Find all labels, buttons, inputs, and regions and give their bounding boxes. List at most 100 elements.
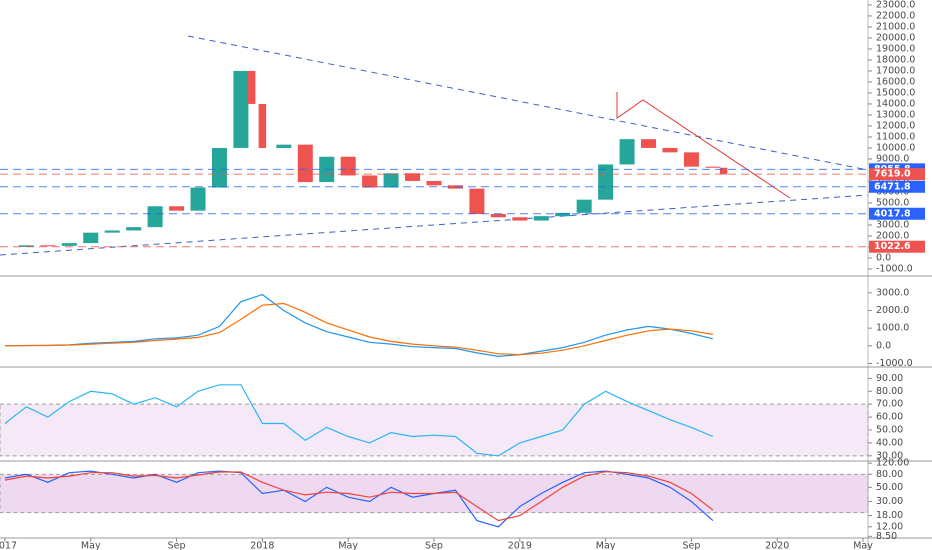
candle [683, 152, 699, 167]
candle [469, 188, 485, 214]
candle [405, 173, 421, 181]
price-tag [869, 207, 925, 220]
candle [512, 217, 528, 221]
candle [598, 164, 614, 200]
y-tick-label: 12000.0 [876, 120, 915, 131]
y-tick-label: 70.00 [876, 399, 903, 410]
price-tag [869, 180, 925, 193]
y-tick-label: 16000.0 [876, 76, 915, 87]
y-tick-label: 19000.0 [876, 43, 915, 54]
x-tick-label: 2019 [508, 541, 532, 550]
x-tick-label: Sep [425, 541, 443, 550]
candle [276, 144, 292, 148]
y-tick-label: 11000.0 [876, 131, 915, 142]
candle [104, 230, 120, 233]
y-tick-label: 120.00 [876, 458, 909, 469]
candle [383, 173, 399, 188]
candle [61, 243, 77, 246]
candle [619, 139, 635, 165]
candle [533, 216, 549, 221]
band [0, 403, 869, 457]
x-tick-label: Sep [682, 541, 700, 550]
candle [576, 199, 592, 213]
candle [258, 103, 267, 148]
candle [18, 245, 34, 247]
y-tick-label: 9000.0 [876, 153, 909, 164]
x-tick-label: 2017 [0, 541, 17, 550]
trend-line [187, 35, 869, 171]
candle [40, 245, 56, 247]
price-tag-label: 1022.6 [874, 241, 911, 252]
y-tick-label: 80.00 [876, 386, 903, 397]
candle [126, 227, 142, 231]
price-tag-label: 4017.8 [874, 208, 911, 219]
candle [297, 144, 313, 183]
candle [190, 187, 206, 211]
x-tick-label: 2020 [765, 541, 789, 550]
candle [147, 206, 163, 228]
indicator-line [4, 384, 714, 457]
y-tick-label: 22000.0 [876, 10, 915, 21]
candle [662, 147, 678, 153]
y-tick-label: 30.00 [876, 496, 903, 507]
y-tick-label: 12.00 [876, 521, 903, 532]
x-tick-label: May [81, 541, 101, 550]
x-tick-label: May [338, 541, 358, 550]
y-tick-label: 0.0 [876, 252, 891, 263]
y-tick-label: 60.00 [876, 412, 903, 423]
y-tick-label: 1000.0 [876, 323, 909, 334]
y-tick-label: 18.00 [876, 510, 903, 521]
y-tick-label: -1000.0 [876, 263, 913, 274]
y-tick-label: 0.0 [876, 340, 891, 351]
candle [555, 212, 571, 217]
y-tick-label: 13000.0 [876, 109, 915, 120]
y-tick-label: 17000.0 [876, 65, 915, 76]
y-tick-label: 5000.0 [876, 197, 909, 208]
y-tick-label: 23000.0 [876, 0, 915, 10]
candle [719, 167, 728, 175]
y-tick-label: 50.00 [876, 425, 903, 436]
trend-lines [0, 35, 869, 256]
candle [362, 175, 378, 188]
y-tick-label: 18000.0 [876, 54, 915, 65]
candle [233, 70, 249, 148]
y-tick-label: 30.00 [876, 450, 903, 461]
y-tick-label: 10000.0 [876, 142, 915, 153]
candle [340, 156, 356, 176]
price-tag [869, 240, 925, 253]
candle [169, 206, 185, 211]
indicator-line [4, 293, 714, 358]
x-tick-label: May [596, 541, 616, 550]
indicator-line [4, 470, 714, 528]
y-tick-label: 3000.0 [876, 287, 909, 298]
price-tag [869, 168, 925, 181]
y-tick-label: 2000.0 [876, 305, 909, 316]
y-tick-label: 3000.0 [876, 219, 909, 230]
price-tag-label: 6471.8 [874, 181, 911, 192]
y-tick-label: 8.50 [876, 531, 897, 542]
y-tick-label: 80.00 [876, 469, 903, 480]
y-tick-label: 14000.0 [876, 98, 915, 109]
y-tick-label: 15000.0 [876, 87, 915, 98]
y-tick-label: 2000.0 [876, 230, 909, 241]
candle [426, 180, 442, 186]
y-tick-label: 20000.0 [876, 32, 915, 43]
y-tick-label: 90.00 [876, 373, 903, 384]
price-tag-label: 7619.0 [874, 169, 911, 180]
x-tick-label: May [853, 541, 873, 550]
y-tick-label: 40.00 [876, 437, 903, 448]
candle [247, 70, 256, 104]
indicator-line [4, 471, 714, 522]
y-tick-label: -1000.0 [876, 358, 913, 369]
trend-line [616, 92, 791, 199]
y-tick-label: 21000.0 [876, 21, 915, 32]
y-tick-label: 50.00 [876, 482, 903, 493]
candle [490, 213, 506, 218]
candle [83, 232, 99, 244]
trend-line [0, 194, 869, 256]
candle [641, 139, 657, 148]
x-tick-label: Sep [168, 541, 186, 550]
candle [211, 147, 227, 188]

**The exercise:**
Please copy every line of the records above into your answer word for word, leaving out the pictures.

**Written solution:**
Find all labels, buttons, inputs, and regions and give their bounding boxes. List at most 100 elements.
candle [683, 152, 699, 167]
candle [469, 188, 485, 214]
candle [405, 173, 421, 181]
price-tag [869, 207, 925, 220]
candle [512, 217, 528, 221]
candle [598, 164, 614, 200]
y-tick-label: 12000.0 [876, 120, 915, 131]
y-tick-label: 70.00 [876, 399, 903, 410]
price-tag [869, 180, 925, 193]
y-tick-label: 16000.0 [876, 76, 915, 87]
y-tick-label: 19000.0 [876, 43, 915, 54]
x-tick-label: 2019 [508, 541, 532, 550]
x-tick-label: Sep [425, 541, 443, 550]
candle [276, 144, 292, 148]
y-tick-label: 11000.0 [876, 131, 915, 142]
candle [104, 230, 120, 233]
y-tick-label: 120.00 [876, 458, 909, 469]
candle [383, 173, 399, 188]
candle [61, 243, 77, 246]
candle [619, 139, 635, 165]
candle [533, 216, 549, 221]
band [0, 403, 869, 457]
x-tick-label: Sep [682, 541, 700, 550]
candle [576, 199, 592, 213]
candle [258, 103, 267, 148]
candle [18, 245, 34, 247]
y-tick-label: 9000.0 [876, 153, 909, 164]
x-tick-label: 2017 [0, 541, 17, 550]
trend-line [187, 35, 869, 171]
candle [40, 245, 56, 247]
price-tag-label: 1022.6 [874, 241, 911, 252]
y-tick-label: 80.00 [876, 386, 903, 397]
candle [126, 227, 142, 231]
price-tag-label: 4017.8 [874, 208, 911, 219]
candle [297, 144, 313, 183]
candle [190, 187, 206, 211]
x-tick-label: 2020 [765, 541, 789, 550]
candle [147, 206, 163, 228]
indicator-line [4, 384, 714, 457]
y-tick-label: 22000.0 [876, 10, 915, 21]
candle [662, 147, 678, 153]
y-tick-label: 30.00 [876, 496, 903, 507]
y-tick-label: 12.00 [876, 521, 903, 532]
x-tick-label: May [81, 541, 101, 550]
x-tick-label: May [338, 541, 358, 550]
y-tick-label: 0.0 [876, 252, 891, 263]
y-tick-label: 60.00 [876, 412, 903, 423]
y-tick-label: 1000.0 [876, 323, 909, 334]
y-tick-label: 18.00 [876, 510, 903, 521]
y-tick-label: -1000.0 [876, 263, 913, 274]
y-tick-label: 0.0 [876, 340, 891, 351]
candle [555, 212, 571, 217]
y-tick-label: 13000.0 [876, 109, 915, 120]
y-tick-label: 17000.0 [876, 65, 915, 76]
y-tick-label: 5000.0 [876, 197, 909, 208]
y-tick-label: 23000.0 [876, 0, 915, 10]
candle [719, 167, 728, 175]
y-tick-label: 50.00 [876, 425, 903, 436]
trend-lines [0, 35, 869, 256]
candle [362, 175, 378, 188]
y-tick-label: 18000.0 [876, 54, 915, 65]
candle [233, 70, 249, 148]
y-tick-label: 30.00 [876, 450, 903, 461]
y-tick-label: 10000.0 [876, 142, 915, 153]
candle [340, 156, 356, 176]
price-tag [869, 240, 925, 253]
candle [169, 206, 185, 211]
indicator-line [4, 293, 714, 358]
x-tick-label: May [596, 541, 616, 550]
indicator-line [4, 470, 714, 528]
y-tick-label: 3000.0 [876, 287, 909, 298]
price-tag [869, 168, 925, 181]
y-tick-label: 2000.0 [876, 305, 909, 316]
y-tick-label: 3000.0 [876, 219, 909, 230]
price-tag-label: 6471.8 [874, 181, 911, 192]
y-tick-label: 8.50 [876, 531, 897, 542]
y-tick-label: 80.00 [876, 469, 903, 480]
y-tick-label: 14000.0 [876, 98, 915, 109]
y-tick-label: 15000.0 [876, 87, 915, 98]
y-tick-label: 2000.0 [876, 230, 909, 241]
candle [426, 180, 442, 186]
y-tick-label: 20000.0 [876, 32, 915, 43]
y-tick-label: 90.00 [876, 373, 903, 384]
price-tag-label: 7619.0 [874, 169, 911, 180]
x-tick-label: May [853, 541, 873, 550]
y-tick-label: 40.00 [876, 437, 903, 448]
candle [247, 70, 256, 104]
indicator-line [4, 471, 714, 522]
y-tick-label: -1000.0 [876, 358, 913, 369]
trend-line [616, 92, 791, 199]
y-tick-label: 21000.0 [876, 21, 915, 32]
y-tick-label: 50.00 [876, 482, 903, 493]
candle [490, 213, 506, 218]
candle [83, 232, 99, 244]
trend-line [0, 194, 869, 256]
candle [641, 139, 657, 148]
x-tick-label: Sep [168, 541, 186, 550]
candle [211, 147, 227, 188]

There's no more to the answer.